* _Required work_
Render every entry exactly as it appears.

(Collected data)
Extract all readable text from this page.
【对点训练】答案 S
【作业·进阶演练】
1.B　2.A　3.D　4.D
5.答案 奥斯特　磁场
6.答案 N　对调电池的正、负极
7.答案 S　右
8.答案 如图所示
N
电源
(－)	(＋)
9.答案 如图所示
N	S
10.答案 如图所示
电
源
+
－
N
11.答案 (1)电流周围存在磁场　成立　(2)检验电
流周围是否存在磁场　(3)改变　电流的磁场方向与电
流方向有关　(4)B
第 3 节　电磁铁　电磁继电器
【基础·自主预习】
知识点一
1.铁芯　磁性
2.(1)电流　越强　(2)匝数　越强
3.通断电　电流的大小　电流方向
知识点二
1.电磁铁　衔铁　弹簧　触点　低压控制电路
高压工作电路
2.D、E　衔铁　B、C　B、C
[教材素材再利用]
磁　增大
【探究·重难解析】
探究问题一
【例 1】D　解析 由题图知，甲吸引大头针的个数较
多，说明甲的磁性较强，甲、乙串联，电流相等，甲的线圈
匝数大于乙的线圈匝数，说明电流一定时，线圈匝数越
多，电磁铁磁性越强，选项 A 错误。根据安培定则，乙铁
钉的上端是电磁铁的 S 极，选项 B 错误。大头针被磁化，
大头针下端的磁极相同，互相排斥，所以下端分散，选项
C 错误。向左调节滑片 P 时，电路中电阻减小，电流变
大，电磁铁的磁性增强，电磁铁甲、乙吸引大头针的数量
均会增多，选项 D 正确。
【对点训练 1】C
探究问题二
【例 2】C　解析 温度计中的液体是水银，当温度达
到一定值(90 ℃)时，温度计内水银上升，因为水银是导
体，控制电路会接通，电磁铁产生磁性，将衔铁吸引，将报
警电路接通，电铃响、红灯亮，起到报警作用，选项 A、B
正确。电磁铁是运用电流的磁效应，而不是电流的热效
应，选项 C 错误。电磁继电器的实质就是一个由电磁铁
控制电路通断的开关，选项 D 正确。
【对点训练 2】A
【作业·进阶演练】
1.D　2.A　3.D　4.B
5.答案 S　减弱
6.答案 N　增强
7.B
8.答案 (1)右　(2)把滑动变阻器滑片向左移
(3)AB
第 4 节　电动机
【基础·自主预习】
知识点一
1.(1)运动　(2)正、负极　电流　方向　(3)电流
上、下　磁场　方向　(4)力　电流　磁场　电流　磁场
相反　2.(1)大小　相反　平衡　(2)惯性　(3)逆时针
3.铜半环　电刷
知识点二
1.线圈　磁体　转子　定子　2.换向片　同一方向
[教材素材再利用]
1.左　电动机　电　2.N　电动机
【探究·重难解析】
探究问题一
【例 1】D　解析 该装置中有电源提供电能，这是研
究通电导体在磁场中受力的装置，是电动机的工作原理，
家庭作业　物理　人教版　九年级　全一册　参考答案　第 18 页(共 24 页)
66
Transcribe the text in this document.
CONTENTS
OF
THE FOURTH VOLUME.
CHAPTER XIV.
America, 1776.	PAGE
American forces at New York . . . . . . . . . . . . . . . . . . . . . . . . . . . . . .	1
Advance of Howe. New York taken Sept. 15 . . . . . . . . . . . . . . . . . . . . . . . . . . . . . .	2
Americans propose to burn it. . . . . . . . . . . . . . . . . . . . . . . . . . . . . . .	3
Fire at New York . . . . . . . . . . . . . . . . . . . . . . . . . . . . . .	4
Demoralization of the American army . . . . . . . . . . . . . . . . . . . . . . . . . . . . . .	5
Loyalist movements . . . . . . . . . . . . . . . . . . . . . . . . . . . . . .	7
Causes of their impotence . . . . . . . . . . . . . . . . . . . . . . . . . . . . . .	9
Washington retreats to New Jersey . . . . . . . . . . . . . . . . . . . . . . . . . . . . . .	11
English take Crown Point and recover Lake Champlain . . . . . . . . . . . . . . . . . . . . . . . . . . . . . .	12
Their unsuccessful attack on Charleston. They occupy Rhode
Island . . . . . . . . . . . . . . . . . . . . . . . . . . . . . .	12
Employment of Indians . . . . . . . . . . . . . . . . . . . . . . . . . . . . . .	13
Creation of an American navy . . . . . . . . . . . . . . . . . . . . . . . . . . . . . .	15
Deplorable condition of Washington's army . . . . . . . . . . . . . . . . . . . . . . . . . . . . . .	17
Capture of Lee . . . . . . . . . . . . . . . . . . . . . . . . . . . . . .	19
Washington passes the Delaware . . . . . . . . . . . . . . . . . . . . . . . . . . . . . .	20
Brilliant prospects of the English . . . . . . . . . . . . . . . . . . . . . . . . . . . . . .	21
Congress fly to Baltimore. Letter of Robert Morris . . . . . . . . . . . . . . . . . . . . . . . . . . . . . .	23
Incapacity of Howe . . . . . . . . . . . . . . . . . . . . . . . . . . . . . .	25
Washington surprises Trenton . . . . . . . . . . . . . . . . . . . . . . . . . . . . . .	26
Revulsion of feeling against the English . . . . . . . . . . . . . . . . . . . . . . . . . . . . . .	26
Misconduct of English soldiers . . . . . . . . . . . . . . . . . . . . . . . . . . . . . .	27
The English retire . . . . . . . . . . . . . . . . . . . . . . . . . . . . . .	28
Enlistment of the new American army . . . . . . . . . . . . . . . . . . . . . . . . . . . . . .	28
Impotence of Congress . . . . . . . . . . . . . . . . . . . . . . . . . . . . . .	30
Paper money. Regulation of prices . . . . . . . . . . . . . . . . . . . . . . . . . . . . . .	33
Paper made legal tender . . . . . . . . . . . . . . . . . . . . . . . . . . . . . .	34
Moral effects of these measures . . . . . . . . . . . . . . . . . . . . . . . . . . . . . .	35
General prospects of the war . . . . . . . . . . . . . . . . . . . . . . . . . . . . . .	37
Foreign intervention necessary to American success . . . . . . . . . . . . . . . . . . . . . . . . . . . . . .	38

* _Worked solution_
Extract all readable text from this page.
【对点训练】答案 S
【作业·进阶演练】
1.B　2.A　3.D　4.D
5.答案 奥斯特　磁场
6.答案 N　对调电池的正、负极
7.答案 S　右
8.答案 如图所示
N
电源
(－)	(＋)
9.答案 如图所示
N	S
10.答案 如图所示
电
源
+
－
N
11.答案 (1)电流周围存在磁场　成立　(2)检验电
流周围是否存在磁场　(3)改变　电流的磁场方向与电
流方向有关　(4)B
第 3 节　电磁铁　电磁继电器
【基础·自主预习】
知识点一
1.铁芯　磁性
2.(1)电流　越强　(2)匝数　越强
3.通断电　电流的大小　电流方向
知识点二
1.电磁铁　衔铁　弹簧　触点　低压控制电路
高压工作电路
2.D、E　衔铁　B、C　B、C
[教材素材再利用]
磁　增大
【探究·重难解析】
探究问题一
【例 1】D　解析 由题图知，甲吸引大头针的个数较
多，说明甲的磁性较强，甲、乙串联，电流相等，甲的线圈
匝数大于乙的线圈匝数，说明电流一定时，线圈匝数越
多，电磁铁磁性越强，选项 A 错误。根据安培定则，乙铁
钉的上端是电磁铁的 S 极，选项 B 错误。大头针被磁化，
大头针下端的磁极相同，互相排斥，所以下端分散，选项
C 错误。向左调节滑片 P 时，电路中电阻减小，电流变
大，电磁铁的磁性增强，电磁铁甲、乙吸引大头针的数量
均会增多，选项 D 正确。
【对点训练 1】C
探究问题二
【例 2】C　解析 温度计中的液体是水银，当温度达
到一定值(90 ℃)时，温度计内水银上升，因为水银是导
体，控制电路会接通，电磁铁产生磁性，将衔铁吸引，将报
警电路接通，电铃响、红灯亮，起到报警作用，选项 A、B
正确。电磁铁是运用电流的磁效应，而不是电流的热效
应，选项 C 错误。电磁继电器的实质就是一个由电磁铁
控制电路通断的开关，选项 D 正确。
【对点训练 2】A
【作业·进阶演练】
1.D　2.A　3.D　4.B
5.答案 S　减弱
6.答案 N　增强
7.B
8.答案 (1)右　(2)把滑动变阻器滑片向左移
(3)AB
第 4 节　电动机
【基础·自主预习】
知识点一
1.(1)运动　(2)正、负极　电流　方向　(3)电流
上、下　磁场　方向　(4)力　电流　磁场　电流　磁场
相反　2.(1)大小　相反　平衡　(2)惯性　(3)逆时针
3.铜半环　电刷
知识点二
1.线圈　磁体　转子　定子　2.换向片　同一方向
[教材素材再利用]
1.左　电动机　电　2.N　电动机
【探究·重难解析】
探究问题一
【例 1】D　解析 该装置中有电源提供电能，这是研
究通电导体在磁场中受力的装置，是电动机的工作原理，
家庭作业　物理　人教版　九年级　全一册　参考答案　第 18 页(共 24 页)
66
Transcribe the text in this document.
CONTENTS
OF
THE FOURTH VOLUME.
CHAPTER XIV.
America, 1776.	PAGE
American forces at New York . . . . . . . . . . . . . . . . . . . . . . . . . . . . . .	1
Advance of Howe. New York taken Sept. 15 . . . . . . . . . . . . . . . . . . . . . . . . . . . . . .	2
Americans propose to burn it. . . . . . . . . . . . . . . . . . . . . . . . . . . . . . .	3
Fire at New York . . . . . . . . . . . . . . . . . . . . . . . . . . . . . .	4
Demoralization of the American army . . . . . . . . . . . . . . . . . . . . . . . . . . . . . .	5
Loyalist movements . . . . . . . . . . . . . . . . . . . . . . . . . . . . . .	7
Causes of their impotence . . . . . . . . . . . . . . . . . . . . . . . . . . . . . .	9
Washington retreats to New Jersey . . . . . . . . . . . . . . . . . . . . . . . . . . . . . .	11
English take Crown Point and recover Lake Champlain . . . . . . . . . . . . . . . . . . . . . . . . . . . . . .	12
Their unsuccessful attack on Charleston. They occupy Rhode
Island . . . . . . . . . . . . . . . . . . . . . . . . . . . . . .	12
Employment of Indians . . . . . . . . . . . . . . . . . . . . . . . . . . . . . .	13
Creation of an American navy . . . . . . . . . . . . . . . . . . . . . . . . . . . . . .	15
Deplorable condition of Washington's army . . . . . . . . . . . . . . . . . . . . . . . . . . . . . .	17
Capture of Lee . . . . . . . . . . . . . . . . . . . . . . . . . . . . . .	19
Washington passes the Delaware . . . . . . . . . . . . . . . . . . . . . . . . . . . . . .	20
Brilliant prospects of the English . . . . . . . . . . . . . . . . . . . . . . . . . . . . . .	21
Congress fly to Baltimore. Letter of Robert Morris . . . . . . . . . . . . . . . . . . . . . . . . . . . . . .	23
Incapacity of Howe . . . . . . . . . . . . . . . . . . . . . . . . . . . . . .	25
Washington surprises Trenton . . . . . . . . . . . . . . . . . . . . . . . . . . . . . .	26
Revulsion of feeling against the English . . . . . . . . . . . . . . . . . . . . . . . . . . . . . .	26
Misconduct of English soldiers . . . . . . . . . . . . . . . . . . . . . . . . . . . . . .	27
The English retire . . . . . . . . . . . . . . . . . . . . . . . . . . . . . .	28
Enlistment of the new American army . . . . . . . . . . . . . . . . . . . . . . . . . . . . . .	28
Impotence of Congress . . . . . . . . . . . . . . . . . . . . . . . . . . . . . .	30
Paper money. Regulation of prices . . . . . . . . . . . . . . . . . . . . . . . . . . . . . .	33
Paper made legal tender . . . . . . . . . . . . . . . . . . . . . . . . . . . . . .	34
Moral effects of these measures . . . . . . . . . . . . . . . . . . . . . . . . . . . . . .	35
General prospects of the war . . . . . . . . . . . . . . . . . . . . . . . . . . . . . .	37
Foreign intervention necessary to American success . . . . . . . . . . . . . . . . . . . . . . . . . . . . . .	38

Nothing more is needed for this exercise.